Stored data entries:
━━━━━━━━━━━━━━━━━━━━━━━━━━━━━━

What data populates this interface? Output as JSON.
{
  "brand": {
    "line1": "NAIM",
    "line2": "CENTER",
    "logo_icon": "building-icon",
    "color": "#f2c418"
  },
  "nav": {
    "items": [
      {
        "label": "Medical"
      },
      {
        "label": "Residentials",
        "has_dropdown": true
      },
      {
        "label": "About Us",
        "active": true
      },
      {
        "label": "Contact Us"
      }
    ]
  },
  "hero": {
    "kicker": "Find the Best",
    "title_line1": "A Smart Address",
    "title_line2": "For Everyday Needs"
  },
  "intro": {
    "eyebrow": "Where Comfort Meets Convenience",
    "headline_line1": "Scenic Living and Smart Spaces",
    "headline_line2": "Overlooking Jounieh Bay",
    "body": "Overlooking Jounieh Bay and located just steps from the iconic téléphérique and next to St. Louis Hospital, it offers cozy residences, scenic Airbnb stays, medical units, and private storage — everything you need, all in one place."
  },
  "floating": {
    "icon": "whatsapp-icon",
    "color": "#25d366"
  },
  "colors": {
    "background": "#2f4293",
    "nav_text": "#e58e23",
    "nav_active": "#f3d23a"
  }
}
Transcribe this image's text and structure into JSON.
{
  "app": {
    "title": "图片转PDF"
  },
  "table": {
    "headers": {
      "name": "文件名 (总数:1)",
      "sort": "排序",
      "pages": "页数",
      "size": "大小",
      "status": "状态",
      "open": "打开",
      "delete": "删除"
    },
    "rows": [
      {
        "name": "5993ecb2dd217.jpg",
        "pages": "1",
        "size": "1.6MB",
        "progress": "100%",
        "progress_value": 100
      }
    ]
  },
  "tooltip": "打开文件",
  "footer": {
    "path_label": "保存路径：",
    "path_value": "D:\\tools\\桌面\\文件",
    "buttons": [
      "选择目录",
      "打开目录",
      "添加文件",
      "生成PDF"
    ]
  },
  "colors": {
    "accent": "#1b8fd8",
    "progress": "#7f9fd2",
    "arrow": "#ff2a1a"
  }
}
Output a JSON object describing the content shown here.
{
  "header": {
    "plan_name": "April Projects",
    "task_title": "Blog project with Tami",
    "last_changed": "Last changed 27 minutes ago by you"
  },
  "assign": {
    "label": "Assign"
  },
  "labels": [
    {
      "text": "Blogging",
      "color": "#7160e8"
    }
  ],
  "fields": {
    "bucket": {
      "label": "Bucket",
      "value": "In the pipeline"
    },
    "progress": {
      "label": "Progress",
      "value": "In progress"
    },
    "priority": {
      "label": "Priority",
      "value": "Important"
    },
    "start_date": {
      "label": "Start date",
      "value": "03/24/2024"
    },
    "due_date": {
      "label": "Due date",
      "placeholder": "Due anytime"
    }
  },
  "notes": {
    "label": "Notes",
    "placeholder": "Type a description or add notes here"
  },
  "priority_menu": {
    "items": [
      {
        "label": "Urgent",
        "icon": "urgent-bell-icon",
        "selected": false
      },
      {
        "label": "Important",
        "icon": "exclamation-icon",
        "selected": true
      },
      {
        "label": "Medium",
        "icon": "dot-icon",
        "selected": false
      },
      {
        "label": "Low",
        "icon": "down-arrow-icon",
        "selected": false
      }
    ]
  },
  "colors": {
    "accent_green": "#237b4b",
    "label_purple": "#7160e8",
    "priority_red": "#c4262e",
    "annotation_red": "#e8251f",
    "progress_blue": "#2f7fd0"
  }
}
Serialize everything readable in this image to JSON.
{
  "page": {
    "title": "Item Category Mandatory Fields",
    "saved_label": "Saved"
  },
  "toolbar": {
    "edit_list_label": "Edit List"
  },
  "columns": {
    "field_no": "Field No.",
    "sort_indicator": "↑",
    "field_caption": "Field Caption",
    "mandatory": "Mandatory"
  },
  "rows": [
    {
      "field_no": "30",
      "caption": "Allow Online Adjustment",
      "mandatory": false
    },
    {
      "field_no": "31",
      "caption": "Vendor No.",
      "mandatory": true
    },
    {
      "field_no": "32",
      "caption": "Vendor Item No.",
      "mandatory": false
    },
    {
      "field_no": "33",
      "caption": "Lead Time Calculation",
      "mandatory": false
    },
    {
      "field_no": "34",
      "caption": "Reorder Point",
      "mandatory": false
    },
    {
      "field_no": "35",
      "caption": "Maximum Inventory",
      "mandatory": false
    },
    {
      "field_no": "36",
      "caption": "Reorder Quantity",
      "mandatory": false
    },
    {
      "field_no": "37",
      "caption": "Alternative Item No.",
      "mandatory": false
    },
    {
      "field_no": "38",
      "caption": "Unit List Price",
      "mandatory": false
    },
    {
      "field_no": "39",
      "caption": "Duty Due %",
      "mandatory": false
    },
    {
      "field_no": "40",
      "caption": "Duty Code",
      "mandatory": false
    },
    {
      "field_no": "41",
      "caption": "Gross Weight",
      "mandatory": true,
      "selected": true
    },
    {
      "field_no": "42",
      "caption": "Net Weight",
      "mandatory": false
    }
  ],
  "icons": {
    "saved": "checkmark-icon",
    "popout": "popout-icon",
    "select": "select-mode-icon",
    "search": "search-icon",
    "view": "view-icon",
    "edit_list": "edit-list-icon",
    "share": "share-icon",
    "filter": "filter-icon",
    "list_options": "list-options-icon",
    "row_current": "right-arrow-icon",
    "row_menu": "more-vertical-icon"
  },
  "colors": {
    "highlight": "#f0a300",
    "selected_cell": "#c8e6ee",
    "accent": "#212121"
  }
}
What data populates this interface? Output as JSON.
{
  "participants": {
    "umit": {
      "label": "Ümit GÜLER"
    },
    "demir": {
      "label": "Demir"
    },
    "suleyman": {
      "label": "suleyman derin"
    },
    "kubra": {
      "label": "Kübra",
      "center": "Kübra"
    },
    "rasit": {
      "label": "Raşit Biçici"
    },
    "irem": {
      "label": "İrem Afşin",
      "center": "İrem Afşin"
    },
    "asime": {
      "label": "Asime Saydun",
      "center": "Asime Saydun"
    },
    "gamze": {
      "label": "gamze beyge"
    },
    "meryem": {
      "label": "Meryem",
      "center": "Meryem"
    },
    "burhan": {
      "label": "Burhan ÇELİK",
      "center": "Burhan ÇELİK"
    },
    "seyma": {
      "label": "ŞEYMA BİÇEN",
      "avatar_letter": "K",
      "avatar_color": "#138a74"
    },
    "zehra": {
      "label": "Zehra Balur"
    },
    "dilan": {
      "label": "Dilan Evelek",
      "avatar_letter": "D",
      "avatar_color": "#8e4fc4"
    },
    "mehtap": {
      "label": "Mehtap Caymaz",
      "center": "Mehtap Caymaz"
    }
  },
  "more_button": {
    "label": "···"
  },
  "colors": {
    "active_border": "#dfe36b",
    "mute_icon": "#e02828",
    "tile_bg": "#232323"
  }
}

━━━━━━━━━━━━━━━━━━━━━━━━━━━━━━

#### Work to complete
Every record above needs to be repeated word for word.

#### Task output
What data populates this interface? Output as JSON.
{
  "brand": {
    "line1": "NAIM",
    "line2": "CENTER",
    "logo_icon": "building-icon",
    "color": "#f2c418"
  },
  "nav": {
    "items": [
      {
        "label": "Medical"
      },
      {
        "label": "Residentials",
        "has_dropdown": true
      },
      {
        "label": "About Us",
        "active": true
      },
      {
        "label": "Contact Us"
      }
    ]
  },
  "hero": {
    "kicker": "Find the Best",
    "title_line1": "A Smart Address",
    "title_line2": "For Everyday Needs"
  },
  "intro": {
    "eyebrow": "Where Comfort Meets Convenience",
    "headline_line1": "Scenic Living and Smart Spaces",
    "headline_line2": "Overlooking Jounieh Bay",
    "body": "Overlooking Jounieh Bay and located just steps from the iconic téléphérique and next to St. Louis Hospital, it offers cozy residences, scenic Airbnb stays, medical units, and private storage — everything you need, all in one place."
  },
  "floating": {
    "icon": "whatsapp-icon",
    "color": "#25d366"
  },
  "colors": {
    "background": "#2f4293",
    "nav_text": "#e58e23",
    "nav_active": "#f3d23a"
  }
}
Transcribe this image's text and structure into JSON.
{
  "app": {
    "title": "图片转PDF"
  },
  "table": {
    "headers": {
      "name": "文件名 (总数:1)",
      "sort": "排序",
      "pages": "页数",
      "size": "大小",
      "status": "状态",
      "open": "打开",
      "delete": "删除"
    },
    "rows": [
      {
        "name": "5993ecb2dd217.jpg",
        "pages": "1",
        "size": "1.6MB",
        "progress": "100%",
        "progress_value": 100
      }
    ]
  },
  "tooltip": "打开文件",
  "footer": {
    "path_label": "保存路径：",
    "path_value": "D:\\tools\\桌面\\文件",
    "buttons": [
      "选择目录",
      "打开目录",
      "添加文件",
      "生成PDF"
    ]
  },
  "colors": {
    "accent": "#1b8fd8",
    "progress": "#7f9fd2",
    "arrow": "#ff2a1a"
  }
}
Output a JSON object describing the content shown here.
{
  "header": {
    "plan_name": "April Projects",
    "task_title": "Blog project with Tami",
    "last_changed": "Last changed 27 minutes ago by you"
  },
  "assign": {
    "label": "Assign"
  },
  "labels": [
    {
      "text": "Blogging",
      "color": "#7160e8"
    }
  ],
  "fields": {
    "bucket": {
      "label": "Bucket",
      "value": "In the pipeline"
    },
    "progress": {
      "label": "Progress",
      "value": "In progress"
    },
    "priority": {
      "label": "Priority",
      "value": "Important"
    },
    "start_date": {
      "label": "Start date",
      "value": "03/24/2024"
    },
    "due_date": {
      "label": "Due date",
      "placeholder": "Due anytime"
    }
  },
  "notes": {
    "label": "Notes",
    "placeholder": "Type a description or add notes here"
  },
  "priority_menu": {
    "items": [
      {
        "label": "Urgent",
        "icon": "urgent-bell-icon",
        "selected": false
      },
      {
        "label": "Important",
        "icon": "exclamation-icon",
        "selected": true
      },
      {
        "label": "Medium",
        "icon": "dot-icon",
        "selected": false
      },
      {
        "label": "Low",
        "icon": "down-arrow-icon",
        "selected": false
      }
    ]
  },
  "colors": {
    "accent_green": "#237b4b",
    "label_purple": "#7160e8",
    "priority_red": "#c4262e",
    "annotation_red": "#e8251f",
    "progress_blue": "#2f7fd0"
  }
}
Serialize everything readable in this image to JSON.
{
  "page": {
    "title": "Item Category Mandatory Fields",
    "saved_label": "Saved"
  },
  "toolbar": {
    "edit_list_label": "Edit List"
  },
  "columns": {
    "field_no": "Field No.",
    "sort_indicator": "↑",
    "field_caption": "Field Caption",
    "mandatory": "Mandatory"
  },
  "rows": [
    {
      "field_no": "30",
      "caption": "Allow Online Adjustment",
      "mandatory": false
    },
    {
      "field_no": "31",
      "caption": "Vendor No.",
      "mandatory": true
    },
    {
      "field_no": "32",
      "caption": "Vendor Item No.",
      "mandatory": false
    },
    {
      "field_no": "33",
      "caption": "Lead Time Calculation",
      "mandatory": false
    },
    {
      "field_no": "34",
      "caption": "Reorder Point",
      "mandatory": false
    },
    {
      "field_no": "35",
      "caption": "Maximum Inventory",
      "mandatory": false
    },
    {
      "field_no": "36",
      "caption": "Reorder Quantity",
      "mandatory": false
    },
    {
      "field_no": "37",
      "caption": "Alternative Item No.",
      "mandatory": false
    },
    {
      "field_no": "38",
      "caption": "Unit List Price",
      "mandatory": false
    },
    {
      "field_no": "39",
      "caption": "Duty Due %",
      "mandatory": false
    },
    {
      "field_no": "40",
      "caption": "Duty Code",
      "mandatory": false
    },
    {
      "field_no": "41",
      "caption": "Gross Weight",
      "mandatory": true,
      "selected": true
    },
    {
      "field_no": "42",
      "caption": "Net Weight",
      "mandatory": false
    }
  ],
  "icons": {
    "saved": "checkmark-icon",
    "popout": "popout-icon",
    "select": "select-mode-icon",
    "search": "search-icon",
    "view": "view-icon",
    "edit_list": "edit-list-icon",
    "share": "share-icon",
    "filter": "filter-icon",
    "list_options": "list-options-icon",
    "row_current": "right-arrow-icon",
    "row_menu": "more-vertical-icon"
  },
  "colors": {
    "highlight": "#f0a300",
    "selected_cell": "#c8e6ee",
    "accent": "#212121"
  }
}
What data populates this interface? Output as JSON.
{
  "participants": {
    "umit": {
      "label": "Ümit GÜLER"
    },
    "demir": {
      "label": "Demir"
    },
    "suleyman": {
      "label": "suleyman derin"
    },
    "kubra": {
      "label": "Kübra",
      "center": "Kübra"
    },
    "rasit": {
      "label": "Raşit Biçici"
    },
    "irem": {
      "label": "İrem Afşin",
      "center": "İrem Afşin"
    },
    "asime": {
      "label": "Asime Saydun",
      "center": "Asime Saydun"
    },
    "gamze": {
      "label": "gamze beyge"
    },
    "meryem": {
      "label": "Meryem",
      "center": "Meryem"
    },
    "burhan": {
      "label": "Burhan ÇELİK",
      "center": "Burhan ÇELİK"
    },
    "seyma": {
      "label": "ŞEYMA BİÇEN",
      "avatar_letter": "K",
      "avatar_color": "#138a74"
    },
    "zehra": {
      "label": "Zehra Balur"
    },
    "dilan": {
      "label": "Dilan Evelek",
      "avatar_letter": "D",
      "avatar_color": "#8e4fc4"
    },
    "mehtap": {
      "label": "Mehtap Caymaz",
      "center": "Mehtap Caymaz"
    }
  },
  "more_button": {
    "label": "···"
  },
  "colors": {
    "active_border": "#dfe36b",
    "mute_icon": "#e02828",
    "tile_bg": "#232323"
  }
}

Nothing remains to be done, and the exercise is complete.